> [WHAT THE EXERCISE ASKS]:
Show each line of the data below that has the string "role" in it.
start STORED DATA
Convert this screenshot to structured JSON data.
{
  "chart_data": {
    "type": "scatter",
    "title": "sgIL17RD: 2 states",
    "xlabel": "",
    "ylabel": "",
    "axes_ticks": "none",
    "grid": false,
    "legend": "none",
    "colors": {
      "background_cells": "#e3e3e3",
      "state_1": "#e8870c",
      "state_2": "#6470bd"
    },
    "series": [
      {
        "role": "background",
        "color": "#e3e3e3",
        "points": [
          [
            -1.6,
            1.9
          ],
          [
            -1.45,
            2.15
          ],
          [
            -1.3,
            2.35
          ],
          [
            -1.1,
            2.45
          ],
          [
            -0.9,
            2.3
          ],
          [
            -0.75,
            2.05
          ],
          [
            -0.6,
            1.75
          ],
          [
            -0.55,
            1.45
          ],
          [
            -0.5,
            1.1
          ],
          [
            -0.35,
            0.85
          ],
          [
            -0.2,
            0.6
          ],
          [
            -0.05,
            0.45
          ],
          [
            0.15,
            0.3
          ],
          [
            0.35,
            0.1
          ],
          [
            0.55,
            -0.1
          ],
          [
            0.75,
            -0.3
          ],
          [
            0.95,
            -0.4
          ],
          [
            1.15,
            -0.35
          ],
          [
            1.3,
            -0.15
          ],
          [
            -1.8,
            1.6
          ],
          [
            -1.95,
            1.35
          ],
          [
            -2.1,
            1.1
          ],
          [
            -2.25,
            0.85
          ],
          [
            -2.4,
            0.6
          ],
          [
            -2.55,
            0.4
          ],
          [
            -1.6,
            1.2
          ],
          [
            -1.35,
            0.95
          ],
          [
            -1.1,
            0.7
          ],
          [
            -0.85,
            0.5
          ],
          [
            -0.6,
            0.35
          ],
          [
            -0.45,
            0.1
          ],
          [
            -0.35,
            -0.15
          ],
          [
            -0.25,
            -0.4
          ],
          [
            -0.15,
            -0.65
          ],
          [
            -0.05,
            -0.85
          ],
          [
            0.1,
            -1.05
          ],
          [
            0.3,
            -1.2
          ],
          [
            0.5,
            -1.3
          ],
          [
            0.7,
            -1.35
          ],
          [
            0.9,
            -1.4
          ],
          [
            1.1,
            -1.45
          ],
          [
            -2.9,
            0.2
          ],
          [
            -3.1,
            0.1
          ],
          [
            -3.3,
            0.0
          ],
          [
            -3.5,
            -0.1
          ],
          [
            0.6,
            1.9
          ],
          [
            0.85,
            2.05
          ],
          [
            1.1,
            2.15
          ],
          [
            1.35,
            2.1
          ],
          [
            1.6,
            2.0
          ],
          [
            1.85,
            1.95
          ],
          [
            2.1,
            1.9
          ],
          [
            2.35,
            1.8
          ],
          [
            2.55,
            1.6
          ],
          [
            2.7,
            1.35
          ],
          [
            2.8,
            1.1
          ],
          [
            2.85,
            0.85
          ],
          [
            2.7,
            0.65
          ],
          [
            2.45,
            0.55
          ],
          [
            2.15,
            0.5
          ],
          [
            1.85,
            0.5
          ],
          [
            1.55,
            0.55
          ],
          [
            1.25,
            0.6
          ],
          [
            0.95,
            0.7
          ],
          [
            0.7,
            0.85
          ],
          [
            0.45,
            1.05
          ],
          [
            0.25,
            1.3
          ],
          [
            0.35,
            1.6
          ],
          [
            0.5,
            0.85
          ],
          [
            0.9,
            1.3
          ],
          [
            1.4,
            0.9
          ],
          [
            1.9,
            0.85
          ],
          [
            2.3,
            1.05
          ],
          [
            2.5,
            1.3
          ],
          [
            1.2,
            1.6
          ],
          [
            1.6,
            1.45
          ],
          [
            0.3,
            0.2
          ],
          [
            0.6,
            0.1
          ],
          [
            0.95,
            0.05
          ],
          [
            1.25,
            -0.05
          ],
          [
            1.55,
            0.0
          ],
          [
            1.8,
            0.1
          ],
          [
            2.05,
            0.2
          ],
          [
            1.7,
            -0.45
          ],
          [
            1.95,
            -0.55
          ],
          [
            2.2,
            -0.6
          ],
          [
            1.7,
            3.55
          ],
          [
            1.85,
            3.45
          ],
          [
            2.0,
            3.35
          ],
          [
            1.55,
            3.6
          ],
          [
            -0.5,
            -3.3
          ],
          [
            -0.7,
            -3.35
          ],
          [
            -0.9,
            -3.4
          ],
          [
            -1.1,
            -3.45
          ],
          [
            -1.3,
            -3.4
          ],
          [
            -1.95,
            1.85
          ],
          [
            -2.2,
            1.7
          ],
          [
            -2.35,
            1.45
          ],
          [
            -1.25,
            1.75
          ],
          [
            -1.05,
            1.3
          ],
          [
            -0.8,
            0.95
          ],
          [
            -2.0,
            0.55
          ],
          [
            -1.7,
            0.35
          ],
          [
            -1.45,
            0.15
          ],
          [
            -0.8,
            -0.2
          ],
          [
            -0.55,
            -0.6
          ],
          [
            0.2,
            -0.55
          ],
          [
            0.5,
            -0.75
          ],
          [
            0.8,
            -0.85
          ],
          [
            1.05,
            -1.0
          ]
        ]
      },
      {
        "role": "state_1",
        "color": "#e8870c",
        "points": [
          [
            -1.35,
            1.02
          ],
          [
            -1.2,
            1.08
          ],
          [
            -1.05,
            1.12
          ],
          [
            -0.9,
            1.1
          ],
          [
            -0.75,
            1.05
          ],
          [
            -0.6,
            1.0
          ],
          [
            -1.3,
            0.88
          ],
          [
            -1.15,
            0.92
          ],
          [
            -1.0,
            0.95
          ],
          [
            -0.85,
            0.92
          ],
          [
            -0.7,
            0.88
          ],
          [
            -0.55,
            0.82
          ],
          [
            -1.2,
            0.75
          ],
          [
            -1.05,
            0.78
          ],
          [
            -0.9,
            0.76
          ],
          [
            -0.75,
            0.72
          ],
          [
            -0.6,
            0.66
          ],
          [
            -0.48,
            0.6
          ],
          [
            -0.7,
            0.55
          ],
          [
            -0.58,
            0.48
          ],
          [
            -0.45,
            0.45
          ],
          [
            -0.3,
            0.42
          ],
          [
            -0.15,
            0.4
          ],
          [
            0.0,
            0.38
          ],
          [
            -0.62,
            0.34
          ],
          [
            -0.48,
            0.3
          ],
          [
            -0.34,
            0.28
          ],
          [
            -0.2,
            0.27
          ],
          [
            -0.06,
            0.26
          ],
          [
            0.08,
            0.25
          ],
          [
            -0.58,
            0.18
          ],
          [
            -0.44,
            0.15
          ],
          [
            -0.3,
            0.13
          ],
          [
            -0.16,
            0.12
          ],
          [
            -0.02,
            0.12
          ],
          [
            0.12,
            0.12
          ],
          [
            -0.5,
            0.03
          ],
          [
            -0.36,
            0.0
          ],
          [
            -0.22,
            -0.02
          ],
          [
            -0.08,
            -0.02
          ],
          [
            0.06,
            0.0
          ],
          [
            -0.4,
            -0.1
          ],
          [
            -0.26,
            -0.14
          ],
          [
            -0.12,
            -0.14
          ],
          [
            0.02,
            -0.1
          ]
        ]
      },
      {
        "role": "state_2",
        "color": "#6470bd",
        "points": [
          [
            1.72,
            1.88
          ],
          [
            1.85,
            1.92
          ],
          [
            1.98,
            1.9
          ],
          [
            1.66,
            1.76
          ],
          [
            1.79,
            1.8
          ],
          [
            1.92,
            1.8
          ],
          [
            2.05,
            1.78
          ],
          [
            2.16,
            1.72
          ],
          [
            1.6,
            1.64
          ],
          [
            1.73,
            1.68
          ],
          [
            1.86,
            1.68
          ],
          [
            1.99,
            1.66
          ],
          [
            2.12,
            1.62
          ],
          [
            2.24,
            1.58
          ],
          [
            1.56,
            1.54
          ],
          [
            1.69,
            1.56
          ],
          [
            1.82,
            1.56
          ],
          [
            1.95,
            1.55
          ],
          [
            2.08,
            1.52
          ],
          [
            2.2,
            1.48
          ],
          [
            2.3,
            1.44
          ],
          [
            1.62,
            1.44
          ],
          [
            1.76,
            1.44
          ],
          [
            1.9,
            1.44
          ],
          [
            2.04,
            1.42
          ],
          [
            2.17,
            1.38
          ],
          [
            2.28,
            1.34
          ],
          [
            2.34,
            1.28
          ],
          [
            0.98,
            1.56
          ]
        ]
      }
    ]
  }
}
end STORED DATA
> [SOLUTION TO THIS EXERCISE]:
        "role": "background",
        "role": "state_1",
        "role": "state_2",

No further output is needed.